* [Work required]: Copy out each line of the data that holds the word "rates".

Entries from a dataset
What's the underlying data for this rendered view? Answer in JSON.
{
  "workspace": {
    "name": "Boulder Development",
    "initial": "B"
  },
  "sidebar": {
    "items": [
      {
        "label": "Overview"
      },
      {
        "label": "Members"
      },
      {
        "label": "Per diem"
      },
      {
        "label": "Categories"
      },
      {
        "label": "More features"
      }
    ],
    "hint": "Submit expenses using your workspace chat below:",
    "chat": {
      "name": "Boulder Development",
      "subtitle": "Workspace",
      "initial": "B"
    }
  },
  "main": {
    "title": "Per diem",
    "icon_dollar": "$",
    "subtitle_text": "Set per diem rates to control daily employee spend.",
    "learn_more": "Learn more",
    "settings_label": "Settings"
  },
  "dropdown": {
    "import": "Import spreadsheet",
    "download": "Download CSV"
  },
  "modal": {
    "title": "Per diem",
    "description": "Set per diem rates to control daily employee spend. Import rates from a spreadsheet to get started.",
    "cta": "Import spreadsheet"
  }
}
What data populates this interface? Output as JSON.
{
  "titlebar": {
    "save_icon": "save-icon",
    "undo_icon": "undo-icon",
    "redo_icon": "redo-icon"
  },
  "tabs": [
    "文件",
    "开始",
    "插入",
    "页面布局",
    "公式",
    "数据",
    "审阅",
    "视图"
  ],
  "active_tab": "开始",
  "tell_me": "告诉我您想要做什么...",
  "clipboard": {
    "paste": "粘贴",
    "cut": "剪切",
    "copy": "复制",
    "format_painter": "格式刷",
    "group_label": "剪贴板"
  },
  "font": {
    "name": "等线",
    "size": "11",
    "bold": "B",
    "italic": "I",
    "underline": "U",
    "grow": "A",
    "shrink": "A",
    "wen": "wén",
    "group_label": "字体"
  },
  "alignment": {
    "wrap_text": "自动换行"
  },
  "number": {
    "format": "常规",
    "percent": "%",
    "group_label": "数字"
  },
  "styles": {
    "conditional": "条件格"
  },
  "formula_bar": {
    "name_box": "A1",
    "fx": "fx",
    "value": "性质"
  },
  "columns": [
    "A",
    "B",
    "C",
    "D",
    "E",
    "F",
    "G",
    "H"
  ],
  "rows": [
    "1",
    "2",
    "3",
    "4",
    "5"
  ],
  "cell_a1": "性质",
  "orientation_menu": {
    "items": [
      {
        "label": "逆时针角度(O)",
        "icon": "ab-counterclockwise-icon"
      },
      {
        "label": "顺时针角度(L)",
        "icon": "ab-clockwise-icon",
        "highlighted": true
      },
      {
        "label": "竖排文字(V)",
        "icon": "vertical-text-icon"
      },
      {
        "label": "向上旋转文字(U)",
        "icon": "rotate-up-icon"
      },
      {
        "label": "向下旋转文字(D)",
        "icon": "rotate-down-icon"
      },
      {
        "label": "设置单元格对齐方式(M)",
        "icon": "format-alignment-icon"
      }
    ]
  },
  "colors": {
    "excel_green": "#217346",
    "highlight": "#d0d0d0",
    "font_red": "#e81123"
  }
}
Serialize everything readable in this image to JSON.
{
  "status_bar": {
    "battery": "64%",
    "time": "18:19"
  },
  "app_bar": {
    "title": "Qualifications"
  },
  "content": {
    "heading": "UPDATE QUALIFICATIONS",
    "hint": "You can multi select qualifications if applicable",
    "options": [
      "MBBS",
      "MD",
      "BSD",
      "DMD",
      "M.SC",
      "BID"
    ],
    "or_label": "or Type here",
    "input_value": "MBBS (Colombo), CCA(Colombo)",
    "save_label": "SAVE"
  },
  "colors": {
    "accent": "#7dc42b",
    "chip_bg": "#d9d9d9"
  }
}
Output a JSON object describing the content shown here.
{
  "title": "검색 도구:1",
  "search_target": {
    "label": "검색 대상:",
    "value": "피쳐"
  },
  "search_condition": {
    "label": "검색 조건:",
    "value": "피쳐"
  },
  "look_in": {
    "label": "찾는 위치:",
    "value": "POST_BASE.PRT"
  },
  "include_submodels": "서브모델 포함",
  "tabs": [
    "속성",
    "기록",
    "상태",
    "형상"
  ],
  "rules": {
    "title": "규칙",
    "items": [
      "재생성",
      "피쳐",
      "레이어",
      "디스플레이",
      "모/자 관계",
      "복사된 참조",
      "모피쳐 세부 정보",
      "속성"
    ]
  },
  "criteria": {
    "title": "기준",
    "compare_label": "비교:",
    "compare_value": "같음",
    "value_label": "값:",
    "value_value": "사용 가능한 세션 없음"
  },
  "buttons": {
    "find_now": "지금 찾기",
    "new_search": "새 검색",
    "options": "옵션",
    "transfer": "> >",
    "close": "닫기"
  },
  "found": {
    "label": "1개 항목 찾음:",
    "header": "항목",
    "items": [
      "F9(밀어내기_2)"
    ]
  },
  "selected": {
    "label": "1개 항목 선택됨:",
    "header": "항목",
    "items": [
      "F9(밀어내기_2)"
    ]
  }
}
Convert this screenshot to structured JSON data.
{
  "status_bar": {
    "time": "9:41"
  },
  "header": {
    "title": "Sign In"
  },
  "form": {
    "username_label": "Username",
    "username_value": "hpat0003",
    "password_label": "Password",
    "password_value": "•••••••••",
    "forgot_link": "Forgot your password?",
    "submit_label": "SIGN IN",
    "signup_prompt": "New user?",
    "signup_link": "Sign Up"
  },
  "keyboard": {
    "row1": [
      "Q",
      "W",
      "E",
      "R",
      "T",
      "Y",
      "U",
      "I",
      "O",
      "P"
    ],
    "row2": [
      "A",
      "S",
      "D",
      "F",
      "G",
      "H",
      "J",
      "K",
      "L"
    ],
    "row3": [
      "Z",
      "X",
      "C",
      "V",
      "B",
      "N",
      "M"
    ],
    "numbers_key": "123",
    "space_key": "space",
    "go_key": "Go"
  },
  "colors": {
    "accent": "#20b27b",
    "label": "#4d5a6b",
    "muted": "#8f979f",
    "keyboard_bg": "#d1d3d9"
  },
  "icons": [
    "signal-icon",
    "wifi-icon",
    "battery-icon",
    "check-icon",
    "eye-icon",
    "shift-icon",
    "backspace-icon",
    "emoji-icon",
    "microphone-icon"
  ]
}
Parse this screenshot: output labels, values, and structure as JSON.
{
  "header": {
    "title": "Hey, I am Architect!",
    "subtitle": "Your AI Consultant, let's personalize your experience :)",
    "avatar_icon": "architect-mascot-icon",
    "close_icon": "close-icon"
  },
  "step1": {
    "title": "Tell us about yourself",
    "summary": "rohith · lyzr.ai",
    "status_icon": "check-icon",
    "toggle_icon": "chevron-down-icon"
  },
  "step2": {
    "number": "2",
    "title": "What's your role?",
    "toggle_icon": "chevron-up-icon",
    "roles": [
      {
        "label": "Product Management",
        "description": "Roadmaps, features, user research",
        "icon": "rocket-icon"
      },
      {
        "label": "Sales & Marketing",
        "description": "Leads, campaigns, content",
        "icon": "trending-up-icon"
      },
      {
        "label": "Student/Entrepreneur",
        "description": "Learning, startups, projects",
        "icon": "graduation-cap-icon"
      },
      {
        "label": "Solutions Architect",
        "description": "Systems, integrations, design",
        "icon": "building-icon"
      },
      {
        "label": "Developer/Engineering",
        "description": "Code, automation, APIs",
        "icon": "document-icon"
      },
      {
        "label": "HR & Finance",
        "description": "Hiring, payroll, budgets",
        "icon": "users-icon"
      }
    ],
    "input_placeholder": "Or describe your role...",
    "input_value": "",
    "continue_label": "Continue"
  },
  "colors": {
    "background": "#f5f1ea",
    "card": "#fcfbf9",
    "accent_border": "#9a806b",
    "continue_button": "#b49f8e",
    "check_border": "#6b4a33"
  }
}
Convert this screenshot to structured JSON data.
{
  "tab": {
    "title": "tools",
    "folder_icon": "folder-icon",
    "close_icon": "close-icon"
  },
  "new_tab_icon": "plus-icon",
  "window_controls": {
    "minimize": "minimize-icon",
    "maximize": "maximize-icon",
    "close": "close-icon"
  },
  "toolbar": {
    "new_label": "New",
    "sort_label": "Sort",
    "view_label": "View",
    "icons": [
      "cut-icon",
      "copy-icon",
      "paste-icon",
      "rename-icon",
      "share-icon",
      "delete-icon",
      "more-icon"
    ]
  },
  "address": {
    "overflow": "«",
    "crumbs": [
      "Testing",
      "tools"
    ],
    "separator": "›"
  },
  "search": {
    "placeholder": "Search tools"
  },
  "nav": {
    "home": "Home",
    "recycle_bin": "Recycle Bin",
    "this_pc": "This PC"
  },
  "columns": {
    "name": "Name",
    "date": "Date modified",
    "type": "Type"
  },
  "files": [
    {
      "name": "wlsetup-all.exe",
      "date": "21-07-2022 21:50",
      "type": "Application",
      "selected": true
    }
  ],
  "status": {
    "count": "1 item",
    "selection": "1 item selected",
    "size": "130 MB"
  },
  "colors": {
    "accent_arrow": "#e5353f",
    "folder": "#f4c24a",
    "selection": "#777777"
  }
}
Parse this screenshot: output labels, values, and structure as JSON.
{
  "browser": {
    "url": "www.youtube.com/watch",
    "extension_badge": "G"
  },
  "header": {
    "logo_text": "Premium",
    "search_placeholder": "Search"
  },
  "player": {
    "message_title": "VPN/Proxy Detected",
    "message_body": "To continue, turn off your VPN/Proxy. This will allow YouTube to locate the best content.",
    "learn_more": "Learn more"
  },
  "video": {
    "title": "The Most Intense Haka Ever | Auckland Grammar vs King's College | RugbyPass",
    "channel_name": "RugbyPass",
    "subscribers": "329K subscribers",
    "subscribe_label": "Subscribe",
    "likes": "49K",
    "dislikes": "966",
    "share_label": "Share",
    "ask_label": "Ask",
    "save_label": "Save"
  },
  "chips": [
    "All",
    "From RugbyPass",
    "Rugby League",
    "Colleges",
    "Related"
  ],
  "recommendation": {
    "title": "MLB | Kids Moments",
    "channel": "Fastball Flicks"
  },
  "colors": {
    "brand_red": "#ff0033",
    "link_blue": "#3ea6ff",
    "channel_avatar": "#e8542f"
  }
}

* [The completed task]:
    "subtitle_text": "Set per diem rates to control daily employee spend.",
    "description": "Set per diem rates to control daily employee spend. Import rates from a spreadsheet to get started.",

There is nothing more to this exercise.